The task: From the seminar announcement, copy the passage starting with "Keren Omry is Associate" and going on through "the new Bladerunner.", but replace "jazz" with "blues".

Source passage:

━━━━━━

[ONLINE SEMINAR] Slipping Sideways; Or, Alternate Histories in the Contemporary

This event has passed.

Online
@ 3:30 pm - 5:00 pm

Upside down image of a lake scene with trees reflected on the surface of the lake
Image: Keren Omry

[Due to COVID-19, this event has been moved to a digital conferencing platform. For more information about participation, contact IRH at info@irh.wisc.edu.]

 

Monday Seminar:

Keren Omry

Honorary Fellow (2018-2020)

American Studies; English Language and Literature, University of Haifa

 

“Slipping Sideways” proposes alternativity as a key to redefining the individual as subject and citizen within the contemporary in literature. The project attempts to theorize the contemporary by concentrating on slipstream literature and other forms of speculative fiction, examining how they disrupt teleologies of the Novel form and thus offer alternatives to idealized narratives of justice. In particular, this project reflects on literature that seeks alternatives to the painfully familiar dilemmas of race within this US, to the default of conflict within Israeli-Palestinian discourse, and to the clash of fundamentalisms around the world, framing the analysis within a critical vocabulary that includes notions of futurity, historicity, contemporaneity, and utopia.

 

Keren Omry is Associate Professor of American Studies at the University of Haifa, Israel. Her book on jazz and African-American Literature came out with Continuum in 2008, and her recent projects include being co-editor of a book series, redefining the canon of science fiction (Palgrave); co-editing The Routledge Companion to Gender and Science Fiction, as well as publications on posthumanism, sympathy, and the new Bladerunner.

━━━━━━

Available data:
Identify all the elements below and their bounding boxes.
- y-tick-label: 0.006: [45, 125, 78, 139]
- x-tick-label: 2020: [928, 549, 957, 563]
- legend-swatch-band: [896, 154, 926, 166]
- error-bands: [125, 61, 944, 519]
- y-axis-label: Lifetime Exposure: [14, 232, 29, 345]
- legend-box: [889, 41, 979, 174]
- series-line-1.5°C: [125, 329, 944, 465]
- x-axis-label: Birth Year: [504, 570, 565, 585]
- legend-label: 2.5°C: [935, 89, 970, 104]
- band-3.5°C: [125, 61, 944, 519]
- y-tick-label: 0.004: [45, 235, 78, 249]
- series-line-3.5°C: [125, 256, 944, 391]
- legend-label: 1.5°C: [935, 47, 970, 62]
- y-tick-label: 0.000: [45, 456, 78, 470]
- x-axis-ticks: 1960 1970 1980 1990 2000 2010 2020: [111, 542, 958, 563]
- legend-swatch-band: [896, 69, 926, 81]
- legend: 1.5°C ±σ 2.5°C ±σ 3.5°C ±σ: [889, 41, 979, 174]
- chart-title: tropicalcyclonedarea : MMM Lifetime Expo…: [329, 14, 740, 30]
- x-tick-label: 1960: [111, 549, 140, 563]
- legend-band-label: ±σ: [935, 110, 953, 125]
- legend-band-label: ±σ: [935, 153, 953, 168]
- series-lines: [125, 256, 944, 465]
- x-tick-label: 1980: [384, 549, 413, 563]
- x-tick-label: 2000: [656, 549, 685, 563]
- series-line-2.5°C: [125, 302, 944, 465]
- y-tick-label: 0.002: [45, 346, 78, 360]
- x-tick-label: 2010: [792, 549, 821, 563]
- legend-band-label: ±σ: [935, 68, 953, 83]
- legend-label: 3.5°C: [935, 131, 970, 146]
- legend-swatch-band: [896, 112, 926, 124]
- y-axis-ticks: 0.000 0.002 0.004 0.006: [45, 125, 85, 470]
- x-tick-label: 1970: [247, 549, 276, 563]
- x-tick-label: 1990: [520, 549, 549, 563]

━━━━━━

Answer box:
Keren Omry is Associate Professor of American Studies at the University of Haifa, Israel. Her book on blues and African-American Literature came out with Continuum in 2008, and her recent projects include being co-editor of a book series, redefining the canon of science fiction (Palgrave); co-editing The Routledge Companion to Gender and Science Fiction, as well as publications on posthumanism, sympathy, and the new Bladerunner.